= SHORT PROBLEM =
Which lines in the data below contain the string "drivingly", matching case exactly? Copy out every one of those lines in full.

***** THE INPUT *****

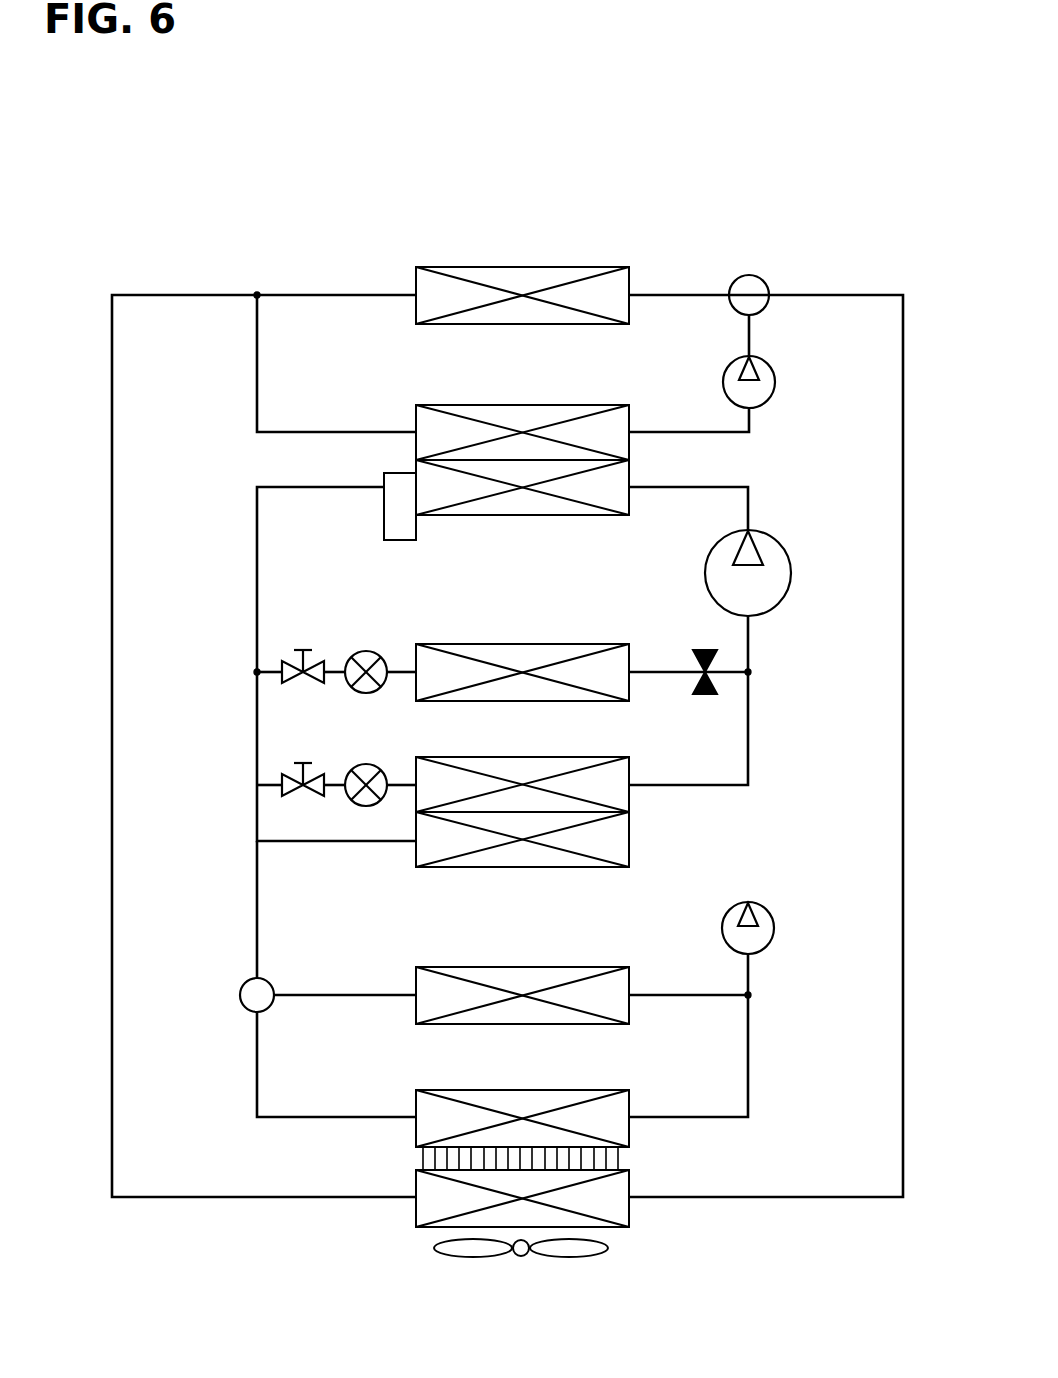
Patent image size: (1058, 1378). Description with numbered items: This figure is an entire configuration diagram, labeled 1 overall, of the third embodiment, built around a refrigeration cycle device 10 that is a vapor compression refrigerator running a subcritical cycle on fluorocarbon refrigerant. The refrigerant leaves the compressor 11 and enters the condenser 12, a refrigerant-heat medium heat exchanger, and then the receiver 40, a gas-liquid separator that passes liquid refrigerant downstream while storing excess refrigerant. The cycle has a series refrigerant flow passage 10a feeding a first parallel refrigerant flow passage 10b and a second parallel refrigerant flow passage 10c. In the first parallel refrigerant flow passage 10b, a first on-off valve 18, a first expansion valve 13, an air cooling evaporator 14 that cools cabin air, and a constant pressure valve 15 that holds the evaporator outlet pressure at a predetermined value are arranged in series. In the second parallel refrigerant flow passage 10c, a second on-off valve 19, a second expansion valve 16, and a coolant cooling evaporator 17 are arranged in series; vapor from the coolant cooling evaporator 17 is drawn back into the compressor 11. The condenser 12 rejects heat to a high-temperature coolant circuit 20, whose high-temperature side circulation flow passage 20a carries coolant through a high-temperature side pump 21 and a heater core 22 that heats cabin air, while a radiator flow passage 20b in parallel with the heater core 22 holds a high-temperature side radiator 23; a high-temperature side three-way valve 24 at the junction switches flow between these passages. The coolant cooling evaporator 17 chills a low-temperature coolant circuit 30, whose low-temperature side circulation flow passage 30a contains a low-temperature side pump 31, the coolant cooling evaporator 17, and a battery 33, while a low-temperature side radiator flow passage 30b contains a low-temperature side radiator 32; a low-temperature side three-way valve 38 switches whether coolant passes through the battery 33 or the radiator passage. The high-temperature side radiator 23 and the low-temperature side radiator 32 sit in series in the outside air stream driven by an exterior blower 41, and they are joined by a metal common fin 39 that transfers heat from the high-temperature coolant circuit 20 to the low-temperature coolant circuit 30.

The thermal management system 1 is at (173, 266).
The refrigeration cycle device 10 is at (447, 647).
The series refrigerant flow passage 10a is at (257, 554).
The first parallel refrigerant flow passage 10b is at (272, 667).
The second parallel refrigerant flow passage 10c is at (276, 797).
The compressor 11 is at (792, 555).
The condenser 12 is at (598, 516).
The first expansion valve 13 is at (366, 650).
The air cooling evaporator 14 is at (508, 643).
The constant pressure valve 15 is at (704, 648).
The second expansion valve 16 is at (366, 764).
The coolant cooling evaporator 17 is at (540, 757).
The first on-off valve 18 is at (303, 648).
The second on-off valve 19 is at (303, 763).
The high-temperature coolant circuit 20 is at (567, 318).
The high-temperature side circulation flow passage 20a is at (327, 300).
The radiator flow passage 20b is at (858, 294).
The high-temperature side pump 21 is at (776, 382).
The heater core 22 is at (520, 326).
The high-temperature side radiator 23 is at (630, 1212).
The high-temperature side three-way valve 24 is at (768, 318).
The low-temperature coolant circuit 30 is at (449, 1008).
The low-temperature side circulation flow passage 30a is at (335, 995).
The low-temperature side radiator flow passage 30b is at (502, 1035).
The low-temperature side pump 31 is at (775, 928).
The low-temperature side radiator 32 is at (528, 1090).
The battery 33 is at (522, 967).
The low-temperature side three-way valve 38 is at (240, 995).
The common fin 39 is at (619, 1157).
The receiver 40 is at (410, 541).
The exterior blower 41 is at (553, 1258).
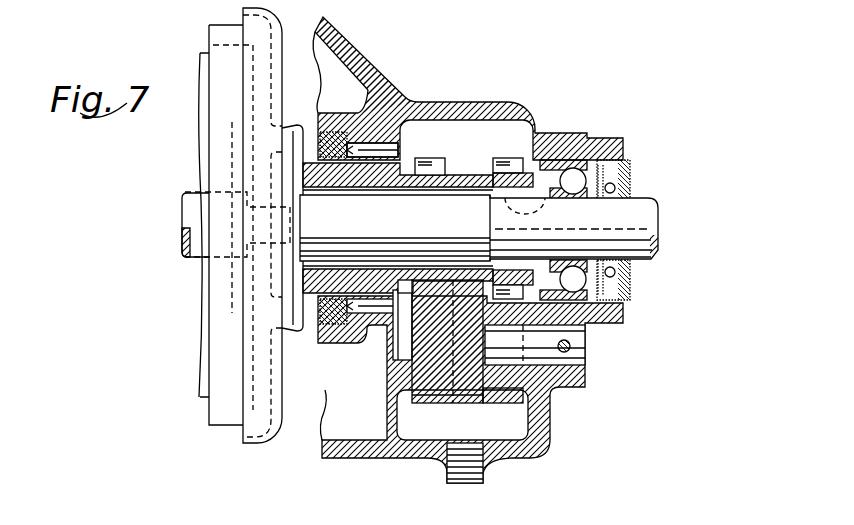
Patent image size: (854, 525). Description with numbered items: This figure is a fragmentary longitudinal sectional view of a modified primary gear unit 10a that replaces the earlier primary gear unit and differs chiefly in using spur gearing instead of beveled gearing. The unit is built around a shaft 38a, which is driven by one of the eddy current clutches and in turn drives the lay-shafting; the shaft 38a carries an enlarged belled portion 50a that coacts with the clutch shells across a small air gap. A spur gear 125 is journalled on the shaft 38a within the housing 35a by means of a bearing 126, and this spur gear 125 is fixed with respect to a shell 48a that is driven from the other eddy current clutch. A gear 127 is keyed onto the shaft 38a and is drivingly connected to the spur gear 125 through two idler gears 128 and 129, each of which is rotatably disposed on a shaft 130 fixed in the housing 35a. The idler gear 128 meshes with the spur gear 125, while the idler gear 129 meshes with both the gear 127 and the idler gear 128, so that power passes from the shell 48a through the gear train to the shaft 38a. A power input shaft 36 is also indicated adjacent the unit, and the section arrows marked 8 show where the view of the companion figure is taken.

*****

= WRITTEN ANSWER =
Patent image size: (854, 525). Description with numbered items: This figure is a fragmentary longitudinal sectional view of a modified primary gear unit 10a that replaces the earlier primary gear unit and differs chiefly in using spur gearing instead of beveled gearing. The unit is built around a shaft 38a, which is driven by one of the eddy current clutches and in turn drives the lay-shafting; the shaft 38a carries an enlarged belled portion 50a that coacts with the clutch shells across a small air gap. A spur gear 125 is journalled on the shaft 38a within the housing 35a by means of a bearing 126, and this spur gear 125 is fixed with respect to a shell 48a that is driven from the other eddy current clutch. A gear 127 is keyed onto the shaft 38a and is drivingly connected to the spur gear 125 through two idler gears 128 and 129, each of which is rotatably disposed on a shaft 130 fixed in the housing 35a. The idler gear 128 meshes with the spur gear 125, while the idler gear 129 meshes with both the gear 127 and the idler gear 128, so that power passes from the shell 48a through the gear train to the shaft 38a. A power input shaft 36 is also indicated adjacent the unit, and the section arrows marked 8 show where the view of the companion figure is taken.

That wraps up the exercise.